* [The request]:
Write out all of the data without omission, exactly as shown.

* [Available data]:
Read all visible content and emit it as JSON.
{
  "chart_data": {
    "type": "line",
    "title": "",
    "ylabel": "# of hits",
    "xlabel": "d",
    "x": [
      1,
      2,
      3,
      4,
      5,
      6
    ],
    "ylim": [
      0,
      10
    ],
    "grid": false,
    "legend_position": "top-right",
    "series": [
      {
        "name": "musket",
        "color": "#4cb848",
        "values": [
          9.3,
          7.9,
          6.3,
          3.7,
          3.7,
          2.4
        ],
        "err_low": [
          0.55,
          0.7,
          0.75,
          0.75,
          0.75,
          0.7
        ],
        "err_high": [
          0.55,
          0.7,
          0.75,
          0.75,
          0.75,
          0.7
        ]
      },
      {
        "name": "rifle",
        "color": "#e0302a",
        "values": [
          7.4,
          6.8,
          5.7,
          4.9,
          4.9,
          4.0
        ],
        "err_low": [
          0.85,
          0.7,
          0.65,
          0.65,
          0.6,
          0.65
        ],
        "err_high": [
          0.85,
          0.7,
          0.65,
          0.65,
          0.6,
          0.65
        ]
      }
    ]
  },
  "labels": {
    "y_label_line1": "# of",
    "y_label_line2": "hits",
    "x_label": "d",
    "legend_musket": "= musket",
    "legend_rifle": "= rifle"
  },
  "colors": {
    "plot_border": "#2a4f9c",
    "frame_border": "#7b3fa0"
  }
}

* [Correct output]:
Read all visible content and emit it as JSON.
{
  "chart_data": {
    "type": "line",
    "title": "",
    "ylabel": "# of hits",
    "xlabel": "d",
    "x": [
      1,
      2,
      3,
      4,
      5,
      6
    ],
    "ylim": [
      0,
      10
    ],
    "grid": false,
    "legend_position": "top-right",
    "series": [
      {
        "name": "musket",
        "color": "#4cb848",
        "values": [
          9.3,
          7.9,
          6.3,
          3.7,
          3.7,
          2.4
        ],
        "err_low": [
          0.55,
          0.7,
          0.75,
          0.75,
          0.75,
          0.7
        ],
        "err_high": [
          0.55,
          0.7,
          0.75,
          0.75,
          0.75,
          0.7
        ]
      },
      {
        "name": "rifle",
        "color": "#e0302a",
        "values": [
          7.4,
          6.8,
          5.7,
          4.9,
          4.9,
          4.0
        ],
        "err_low": [
          0.85,
          0.7,
          0.65,
          0.65,
          0.6,
          0.65
        ],
        "err_high": [
          0.85,
          0.7,
          0.65,
          0.65,
          0.6,
          0.65
        ]
      }
    ]
  },
  "labels": {
    "y_label_line1": "# of",
    "y_label_line2": "hits",
    "x_label": "d",
    "legend_musket": "= musket",
    "legend_rifle": "= rifle"
  },
  "colors": {
    "plot_border": "#2a4f9c",
    "frame_border": "#7b3fa0"
  }
}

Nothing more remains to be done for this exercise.